▸ **To be done**
Give the records as a numbered list, from their first line up to and including the line with "longitude-line bbox=[755, 28, 800, 89]". Leave out any blank lines.

_ _ _ _ _

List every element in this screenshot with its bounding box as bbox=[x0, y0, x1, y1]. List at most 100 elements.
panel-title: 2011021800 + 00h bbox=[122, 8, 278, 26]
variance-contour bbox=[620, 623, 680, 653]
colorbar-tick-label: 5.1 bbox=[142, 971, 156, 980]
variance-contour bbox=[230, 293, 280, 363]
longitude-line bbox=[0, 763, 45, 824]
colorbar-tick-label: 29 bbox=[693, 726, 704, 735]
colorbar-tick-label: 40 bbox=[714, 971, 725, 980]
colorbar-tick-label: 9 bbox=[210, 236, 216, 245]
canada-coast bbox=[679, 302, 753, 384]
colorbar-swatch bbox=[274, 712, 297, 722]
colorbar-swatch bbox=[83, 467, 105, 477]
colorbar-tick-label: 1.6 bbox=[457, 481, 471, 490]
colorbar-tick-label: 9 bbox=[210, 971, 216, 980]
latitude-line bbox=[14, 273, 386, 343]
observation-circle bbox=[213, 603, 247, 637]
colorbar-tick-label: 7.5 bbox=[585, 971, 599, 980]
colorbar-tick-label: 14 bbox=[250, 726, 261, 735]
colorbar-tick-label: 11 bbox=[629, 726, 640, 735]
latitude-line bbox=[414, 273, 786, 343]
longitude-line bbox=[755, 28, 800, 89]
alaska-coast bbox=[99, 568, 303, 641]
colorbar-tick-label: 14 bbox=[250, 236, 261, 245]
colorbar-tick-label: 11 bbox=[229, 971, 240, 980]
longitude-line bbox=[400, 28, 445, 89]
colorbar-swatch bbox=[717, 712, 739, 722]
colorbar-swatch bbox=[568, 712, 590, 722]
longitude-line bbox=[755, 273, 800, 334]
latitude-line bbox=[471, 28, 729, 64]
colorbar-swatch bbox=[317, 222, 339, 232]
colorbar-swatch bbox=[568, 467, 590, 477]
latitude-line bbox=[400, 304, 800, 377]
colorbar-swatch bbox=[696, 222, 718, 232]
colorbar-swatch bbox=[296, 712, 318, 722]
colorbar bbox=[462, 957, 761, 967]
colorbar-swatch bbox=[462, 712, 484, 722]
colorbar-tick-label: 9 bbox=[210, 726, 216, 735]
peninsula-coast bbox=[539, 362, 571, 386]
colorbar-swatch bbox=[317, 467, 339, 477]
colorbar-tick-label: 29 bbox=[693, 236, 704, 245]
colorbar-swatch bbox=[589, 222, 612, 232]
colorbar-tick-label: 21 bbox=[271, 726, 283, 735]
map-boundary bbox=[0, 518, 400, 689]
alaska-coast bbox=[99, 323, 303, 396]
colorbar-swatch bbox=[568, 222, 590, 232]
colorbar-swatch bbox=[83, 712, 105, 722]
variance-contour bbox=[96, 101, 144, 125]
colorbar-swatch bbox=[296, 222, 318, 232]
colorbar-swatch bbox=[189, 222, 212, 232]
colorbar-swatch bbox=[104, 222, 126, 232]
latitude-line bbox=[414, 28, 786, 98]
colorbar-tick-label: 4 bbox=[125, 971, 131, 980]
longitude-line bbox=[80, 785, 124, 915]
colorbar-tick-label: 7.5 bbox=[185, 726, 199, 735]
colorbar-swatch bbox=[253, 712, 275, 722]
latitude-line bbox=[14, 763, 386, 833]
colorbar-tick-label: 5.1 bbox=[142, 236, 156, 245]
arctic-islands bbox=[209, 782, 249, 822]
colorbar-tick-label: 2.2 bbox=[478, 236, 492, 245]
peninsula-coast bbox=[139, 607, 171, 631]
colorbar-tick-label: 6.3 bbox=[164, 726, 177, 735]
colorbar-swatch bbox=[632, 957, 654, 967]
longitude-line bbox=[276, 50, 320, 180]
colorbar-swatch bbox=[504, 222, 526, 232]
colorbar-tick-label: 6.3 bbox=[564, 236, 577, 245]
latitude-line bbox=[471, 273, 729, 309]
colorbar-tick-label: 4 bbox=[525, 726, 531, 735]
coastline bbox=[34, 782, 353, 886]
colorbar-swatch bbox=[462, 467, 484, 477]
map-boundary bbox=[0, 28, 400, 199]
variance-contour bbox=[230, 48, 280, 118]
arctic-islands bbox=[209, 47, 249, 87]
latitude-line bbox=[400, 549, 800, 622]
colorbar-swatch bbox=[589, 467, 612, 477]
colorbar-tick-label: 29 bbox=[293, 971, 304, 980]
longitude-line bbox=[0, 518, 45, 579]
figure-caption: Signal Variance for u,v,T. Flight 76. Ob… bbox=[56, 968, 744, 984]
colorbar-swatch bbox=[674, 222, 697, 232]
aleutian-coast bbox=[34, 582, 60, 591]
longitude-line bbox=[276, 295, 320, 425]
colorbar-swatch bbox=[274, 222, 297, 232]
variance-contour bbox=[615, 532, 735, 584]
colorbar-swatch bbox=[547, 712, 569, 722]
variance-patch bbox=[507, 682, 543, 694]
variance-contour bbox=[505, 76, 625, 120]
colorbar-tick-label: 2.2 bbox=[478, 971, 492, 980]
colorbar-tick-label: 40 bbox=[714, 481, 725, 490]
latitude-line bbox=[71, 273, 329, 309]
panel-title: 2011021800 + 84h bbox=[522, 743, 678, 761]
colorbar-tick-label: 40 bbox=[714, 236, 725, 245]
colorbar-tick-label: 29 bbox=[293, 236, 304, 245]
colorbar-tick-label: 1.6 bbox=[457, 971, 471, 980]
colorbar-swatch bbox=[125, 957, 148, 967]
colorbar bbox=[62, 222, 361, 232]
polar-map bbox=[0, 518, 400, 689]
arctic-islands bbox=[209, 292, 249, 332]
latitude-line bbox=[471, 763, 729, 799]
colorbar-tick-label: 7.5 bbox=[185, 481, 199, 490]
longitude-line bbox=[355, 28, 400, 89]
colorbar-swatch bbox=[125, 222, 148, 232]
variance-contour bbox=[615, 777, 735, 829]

_ _ _ _ _

▸ **Result for this task**
1. List every element in this screenshot with its bounding box as bbox=[x0, y0, x1, y1]. List at most 100 elements.
2. panel-title: 2011021800 + 00h bbox=[122, 8, 278, 26]
3. variance-contour bbox=[620, 623, 680, 653]
4. colorbar-tick-label: 5.1 bbox=[142, 971, 156, 980]
5. variance-contour bbox=[230, 293, 280, 363]
6. longitude-line bbox=[0, 763, 45, 824]
7. colorbar-tick-label: 29 bbox=[693, 726, 704, 735]
8. colorbar-tick-label: 40 bbox=[714, 971, 725, 980]
9. colorbar-tick-label: 9 bbox=[210, 236, 216, 245]
10. canada-coast bbox=[679, 302, 753, 384]
11. colorbar-swatch bbox=[274, 712, 297, 722]
12. colorbar-swatch bbox=[83, 467, 105, 477]
13. colorbar-tick-label: 1.6 bbox=[457, 481, 471, 490]
14. colorbar-tick-label: 9 bbox=[210, 971, 216, 980]
15. latitude-line bbox=[14, 273, 386, 343]
16. observation-circle bbox=[213, 603, 247, 637]
17. colorbar-tick-label: 7.5 bbox=[585, 971, 599, 980]
18. colorbar-tick-label: 14 bbox=[250, 726, 261, 735]
19. colorbar-tick-label: 11 bbox=[629, 726, 640, 735]
20. latitude-line bbox=[414, 273, 786, 343]
21. longitude-line bbox=[755, 28, 800, 89]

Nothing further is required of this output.